Task instructions | Return every record below exactly as written, omitting any pictures.

------ Listing

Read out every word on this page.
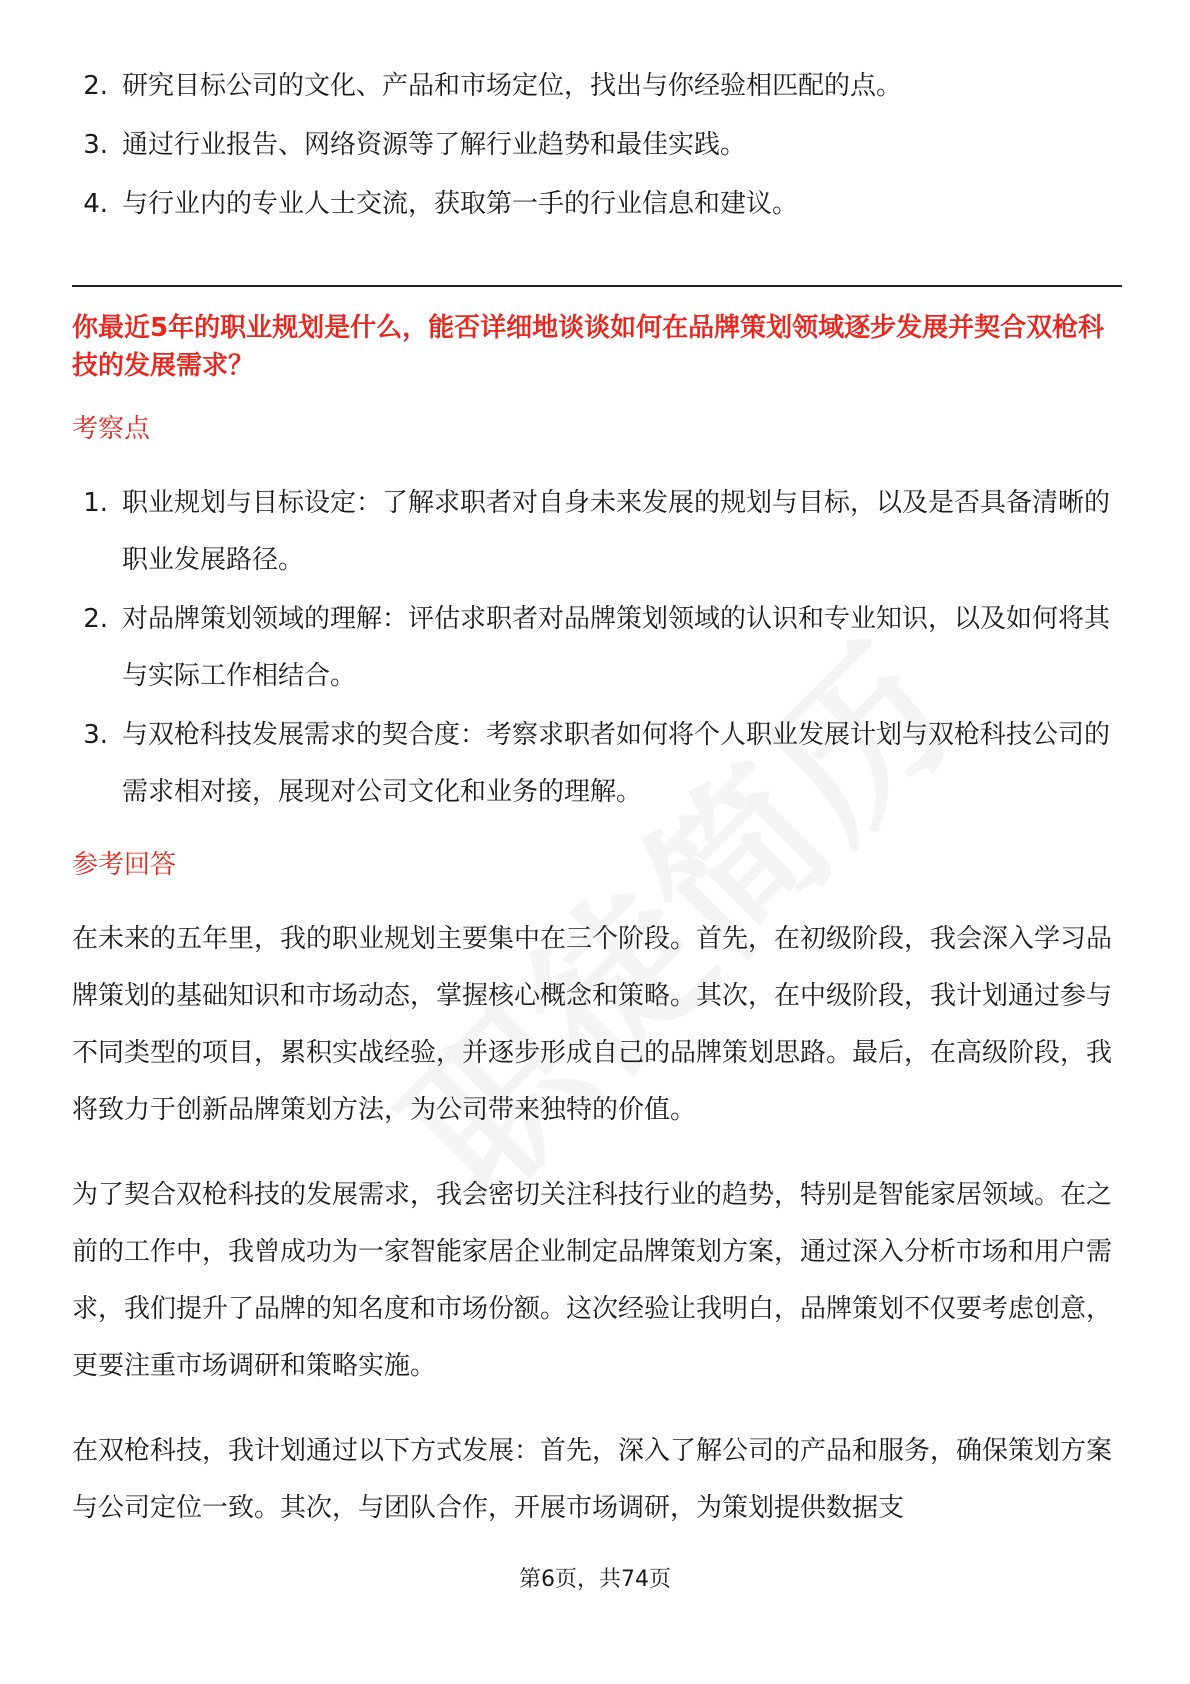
2. 研究目标公司的文化、产品和市场定位，找出与你经验相匹配的点。
3. 通过行业报告、网络资源等了解行业趋势和最佳实践。
4. 与行业内的专业人士交流，获取第一手的行业信息和建议。
你最近5年的职业规划是什么，能否详细地谈谈如何在品牌策划领域逐步发展并契合双枪科技的发展需求？
考察点
1. 职业规划与目标设定：了解求职者对自身未来发展的规划与目标，以及是否具备清晰的职业发展路径。
2. 对品牌策划领域的理解：评估求职者对品牌策划领域的认识和专业知识，以及如何将其与实际工作相结合。
3. 与双枪科技发展需求的契合度：考察求职者如何将个人职业发展计划与双枪科技公司的需求相对接，展现对公司文化和业务的理解。
参考回答

在未来的五年里，我的职业规划主要集中在三个阶段。首先，在初级阶段，我会深入学习品牌策划的基础知识和市场动态，掌握核心概念和策略。其次，在中级阶段，我计划通过参与不同类型的项目，累积实战经验，并逐步形成自己的品牌策划思路。最后，在高级阶段，我将致力于创新品牌策划方法，为公司带来独特的价值。

为了契合双枪科技的发展需求，我会密切关注科技行业的趋势，特别是智能家居领域。在之前的工作中，我曾成功为一家智能家居企业制定品牌策划方案，通过深入分析市场和用户需求，我们提升了品牌的知名度和市场份额。这次经验让我明白，品牌策划不仅要考虑创意，更要注重市场调研和策略实施。

在双枪科技，我计划通过以下方式发展：首先，深入了解公司的产品和服务，确保策划方案与公司定位一致。其次，与团队合作，开展市场调研，为策划提供数据支

第6页，共74页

------------

Worked answer |
Read out every word on this page.
2. 研究目标公司的文化、产品和市场定位，找出与你经验相匹配的点。
3. 通过行业报告、网络资源等了解行业趋势和最佳实践。
4. 与行业内的专业人士交流，获取第一手的行业信息和建议。
你最近5年的职业规划是什么，能否详细地谈谈如何在品牌策划领域逐步发展并契合双枪科技的发展需求？
考察点
1. 职业规划与目标设定：了解求职者对自身未来发展的规划与目标，以及是否具备清晰的职业发展路径。
2. 对品牌策划领域的理解：评估求职者对品牌策划领域的认识和专业知识，以及如何将其与实际工作相结合。
3. 与双枪科技发展需求的契合度：考察求职者如何将个人职业发展计划与双枪科技公司的需求相对接，展现对公司文化和业务的理解。
参考回答

在未来的五年里，我的职业规划主要集中在三个阶段。首先，在初级阶段，我会深入学习品牌策划的基础知识和市场动态，掌握核心概念和策略。其次，在中级阶段，我计划通过参与不同类型的项目，累积实战经验，并逐步形成自己的品牌策划思路。最后，在高级阶段，我将致力于创新品牌策划方法，为公司带来独特的价值。

为了契合双枪科技的发展需求，我会密切关注科技行业的趋势，特别是智能家居领域。在之前的工作中，我曾成功为一家智能家居企业制定品牌策划方案，通过深入分析市场和用户需求，我们提升了品牌的知名度和市场份额。这次经验让我明白，品牌策划不仅要考虑创意，更要注重市场调研和策略实施。

在双枪科技，我计划通过以下方式发展：首先，深入了解公司的产品和服务，确保策划方案与公司定位一致。其次，与团队合作，开展市场调研，为策划提供数据支

第6页，共74页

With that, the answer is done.